:: What is needed ::
The records that follow must be repeated verbatim, every one of them.

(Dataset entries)

+ + + + + + +

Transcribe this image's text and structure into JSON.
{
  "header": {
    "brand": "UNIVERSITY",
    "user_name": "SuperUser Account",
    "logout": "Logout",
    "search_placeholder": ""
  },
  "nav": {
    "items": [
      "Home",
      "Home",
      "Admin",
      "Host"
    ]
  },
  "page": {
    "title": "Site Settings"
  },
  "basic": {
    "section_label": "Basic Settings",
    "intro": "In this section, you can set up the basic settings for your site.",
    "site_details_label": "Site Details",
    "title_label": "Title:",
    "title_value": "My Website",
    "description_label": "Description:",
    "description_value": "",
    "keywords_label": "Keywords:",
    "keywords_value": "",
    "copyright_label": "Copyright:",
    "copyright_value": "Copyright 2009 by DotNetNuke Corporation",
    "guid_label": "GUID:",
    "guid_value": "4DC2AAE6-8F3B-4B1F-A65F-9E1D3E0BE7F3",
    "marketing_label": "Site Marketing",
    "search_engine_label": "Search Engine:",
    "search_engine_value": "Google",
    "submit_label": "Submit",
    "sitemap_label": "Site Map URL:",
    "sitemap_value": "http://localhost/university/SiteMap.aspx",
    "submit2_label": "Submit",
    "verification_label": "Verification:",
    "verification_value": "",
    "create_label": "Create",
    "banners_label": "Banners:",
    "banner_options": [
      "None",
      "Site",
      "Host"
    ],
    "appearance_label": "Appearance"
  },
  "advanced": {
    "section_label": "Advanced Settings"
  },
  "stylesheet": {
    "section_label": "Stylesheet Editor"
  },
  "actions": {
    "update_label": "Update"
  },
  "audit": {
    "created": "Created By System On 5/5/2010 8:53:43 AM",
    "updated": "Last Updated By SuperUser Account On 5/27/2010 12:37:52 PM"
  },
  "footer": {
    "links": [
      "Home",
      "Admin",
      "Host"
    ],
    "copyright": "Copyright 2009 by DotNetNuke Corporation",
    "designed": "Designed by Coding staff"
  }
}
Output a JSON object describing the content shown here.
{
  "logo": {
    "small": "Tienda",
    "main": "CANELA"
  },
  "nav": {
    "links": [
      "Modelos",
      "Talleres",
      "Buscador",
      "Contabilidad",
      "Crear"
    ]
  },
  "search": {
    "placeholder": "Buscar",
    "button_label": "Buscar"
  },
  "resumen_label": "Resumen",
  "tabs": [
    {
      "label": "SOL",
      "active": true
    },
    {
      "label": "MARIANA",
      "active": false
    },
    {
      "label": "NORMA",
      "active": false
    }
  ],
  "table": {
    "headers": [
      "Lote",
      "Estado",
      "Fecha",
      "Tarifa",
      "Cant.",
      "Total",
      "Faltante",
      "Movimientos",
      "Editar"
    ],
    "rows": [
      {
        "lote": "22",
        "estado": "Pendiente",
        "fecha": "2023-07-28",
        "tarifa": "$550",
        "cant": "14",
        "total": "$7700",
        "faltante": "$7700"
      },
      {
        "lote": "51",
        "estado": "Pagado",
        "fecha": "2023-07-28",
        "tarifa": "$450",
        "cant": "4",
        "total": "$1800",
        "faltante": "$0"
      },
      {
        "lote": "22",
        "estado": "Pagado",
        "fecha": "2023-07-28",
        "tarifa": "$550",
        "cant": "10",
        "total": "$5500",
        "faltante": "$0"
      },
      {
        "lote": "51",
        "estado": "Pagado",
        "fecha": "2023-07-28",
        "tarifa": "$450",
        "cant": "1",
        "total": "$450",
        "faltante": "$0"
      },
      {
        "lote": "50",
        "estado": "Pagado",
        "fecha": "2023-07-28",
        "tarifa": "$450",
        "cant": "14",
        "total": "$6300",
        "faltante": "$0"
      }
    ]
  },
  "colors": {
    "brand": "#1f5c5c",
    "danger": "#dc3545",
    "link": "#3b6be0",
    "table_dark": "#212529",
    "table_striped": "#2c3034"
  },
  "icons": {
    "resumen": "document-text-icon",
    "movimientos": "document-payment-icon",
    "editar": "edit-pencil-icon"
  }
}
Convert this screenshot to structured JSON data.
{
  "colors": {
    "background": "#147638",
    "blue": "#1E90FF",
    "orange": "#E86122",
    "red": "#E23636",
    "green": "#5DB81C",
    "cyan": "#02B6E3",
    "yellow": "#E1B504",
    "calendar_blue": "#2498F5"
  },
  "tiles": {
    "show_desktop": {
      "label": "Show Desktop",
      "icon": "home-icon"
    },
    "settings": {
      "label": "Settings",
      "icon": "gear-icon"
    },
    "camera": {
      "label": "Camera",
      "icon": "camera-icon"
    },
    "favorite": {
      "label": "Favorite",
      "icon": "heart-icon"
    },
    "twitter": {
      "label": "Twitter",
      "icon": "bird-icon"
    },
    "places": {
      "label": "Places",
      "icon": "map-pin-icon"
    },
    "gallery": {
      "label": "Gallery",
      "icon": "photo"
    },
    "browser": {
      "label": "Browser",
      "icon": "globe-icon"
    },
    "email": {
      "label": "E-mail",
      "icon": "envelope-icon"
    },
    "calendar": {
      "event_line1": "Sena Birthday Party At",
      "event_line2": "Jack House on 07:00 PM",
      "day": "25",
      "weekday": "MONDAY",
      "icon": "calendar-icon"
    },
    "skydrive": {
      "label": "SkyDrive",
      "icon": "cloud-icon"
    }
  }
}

+ + + + + + +

:: Expected output ::
Transcribe this image's text and structure into JSON.
{
  "header": {
    "brand": "UNIVERSITY",
    "user_name": "SuperUser Account",
    "logout": "Logout",
    "search_placeholder": ""
  },
  "nav": {
    "items": [
      "Home",
      "Home",
      "Admin",
      "Host"
    ]
  },
  "page": {
    "title": "Site Settings"
  },
  "basic": {
    "section_label": "Basic Settings",
    "intro": "In this section, you can set up the basic settings for your site.",
    "site_details_label": "Site Details",
    "title_label": "Title:",
    "title_value": "My Website",
    "description_label": "Description:",
    "description_value": "",
    "keywords_label": "Keywords:",
    "keywords_value": "",
    "copyright_label": "Copyright:",
    "copyright_value": "Copyright 2009 by DotNetNuke Corporation",
    "guid_label": "GUID:",
    "guid_value": "4DC2AAE6-8F3B-4B1F-A65F-9E1D3E0BE7F3",
    "marketing_label": "Site Marketing",
    "search_engine_label": "Search Engine:",
    "search_engine_value": "Google",
    "submit_label": "Submit",
    "sitemap_label": "Site Map URL:",
    "sitemap_value": "http://localhost/university/SiteMap.aspx",
    "submit2_label": "Submit",
    "verification_label": "Verification:",
    "verification_value": "",
    "create_label": "Create",
    "banners_label": "Banners:",
    "banner_options": [
      "None",
      "Site",
      "Host"
    ],
    "appearance_label": "Appearance"
  },
  "advanced": {
    "section_label": "Advanced Settings"
  },
  "stylesheet": {
    "section_label": "Stylesheet Editor"
  },
  "actions": {
    "update_label": "Update"
  },
  "audit": {
    "created": "Created By System On 5/5/2010 8:53:43 AM",
    "updated": "Last Updated By SuperUser Account On 5/27/2010 12:37:52 PM"
  },
  "footer": {
    "links": [
      "Home",
      "Admin",
      "Host"
    ],
    "copyright": "Copyright 2009 by DotNetNuke Corporation",
    "designed": "Designed by Coding staff"
  }
}
Output a JSON object describing the content shown here.
{
  "logo": {
    "small": "Tienda",
    "main": "CANELA"
  },
  "nav": {
    "links": [
      "Modelos",
      "Talleres",
      "Buscador",
      "Contabilidad",
      "Crear"
    ]
  },
  "search": {
    "placeholder": "Buscar",
    "button_label": "Buscar"
  },
  "resumen_label": "Resumen",
  "tabs": [
    {
      "label": "SOL",
      "active": true
    },
    {
      "label": "MARIANA",
      "active": false
    },
    {
      "label": "NORMA",
      "active": false
    }
  ],
  "table": {
    "headers": [
      "Lote",
      "Estado",
      "Fecha",
      "Tarifa",
      "Cant.",
      "Total",
      "Faltante",
      "Movimientos",
      "Editar"
    ],
    "rows": [
      {
        "lote": "22",
        "estado": "Pendiente",
        "fecha": "2023-07-28",
        "tarifa": "$550",
        "cant": "14",
        "total": "$7700",
        "faltante": "$7700"
      },
      {
        "lote": "51",
        "estado": "Pagado",
        "fecha": "2023-07-28",
        "tarifa": "$450",
        "cant": "4",
        "total": "$1800",
        "faltante": "$0"
      },
      {
        "lote": "22",
        "estado": "Pagado",
        "fecha": "2023-07-28",
        "tarifa": "$550",
        "cant": "10",
        "total": "$5500",
        "faltante": "$0"
      },
      {
        "lote": "51",
        "estado": "Pagado",
        "fecha": "2023-07-28",
        "tarifa": "$450",
        "cant": "1",
        "total": "$450",
        "faltante": "$0"
      },
      {
        "lote": "50",
        "estado": "Pagado",
        "fecha": "2023-07-28",
        "tarifa": "$450",
        "cant": "14",
        "total": "$6300",
        "faltante": "$0"
      }
    ]
  },
  "colors": {
    "brand": "#1f5c5c",
    "danger": "#dc3545",
    "link": "#3b6be0",
    "table_dark": "#212529",
    "table_striped": "#2c3034"
  },
  "icons": {
    "resumen": "document-text-icon",
    "movimientos": "document-payment-icon",
    "editar": "edit-pencil-icon"
  }
}
Convert this screenshot to structured JSON data.
{
  "colors": {
    "background": "#147638",
    "blue": "#1E90FF",
    "orange": "#E86122",
    "red": "#E23636",
    "green": "#5DB81C",
    "cyan": "#02B6E3",
    "yellow": "#E1B504",
    "calendar_blue": "#2498F5"
  },
  "tiles": {
    "show_desktop": {
      "label": "Show Desktop",
      "icon": "home-icon"
    },
    "settings": {
      "label": "Settings",
      "icon": "gear-icon"
    },
    "camera": {
      "label": "Camera",
      "icon": "camera-icon"
    },
    "favorite": {
      "label": "Favorite",
      "icon": "heart-icon"
    },
    "twitter": {
      "label": "Twitter",
      "icon": "bird-icon"
    },
    "places": {
      "label": "Places",
      "icon": "map-pin-icon"
    },
    "gallery": {
      "label": "Gallery",
      "icon": "photo"
    },
    "browser": {
      "label": "Browser",
      "icon": "globe-icon"
    },
    "email": {
      "label": "E-mail",
      "icon": "envelope-icon"
    },
    "calendar": {
      "event_line1": "Sena Birthday Party At",
      "event_line2": "Jack House on 07:00 PM",
      "day": "25",
      "weekday": "MONDAY",
      "icon": "calendar-icon"
    },
    "skydrive": {
      "label": "SkyDrive",
      "icon": "cloud-icon"
    }
  }
}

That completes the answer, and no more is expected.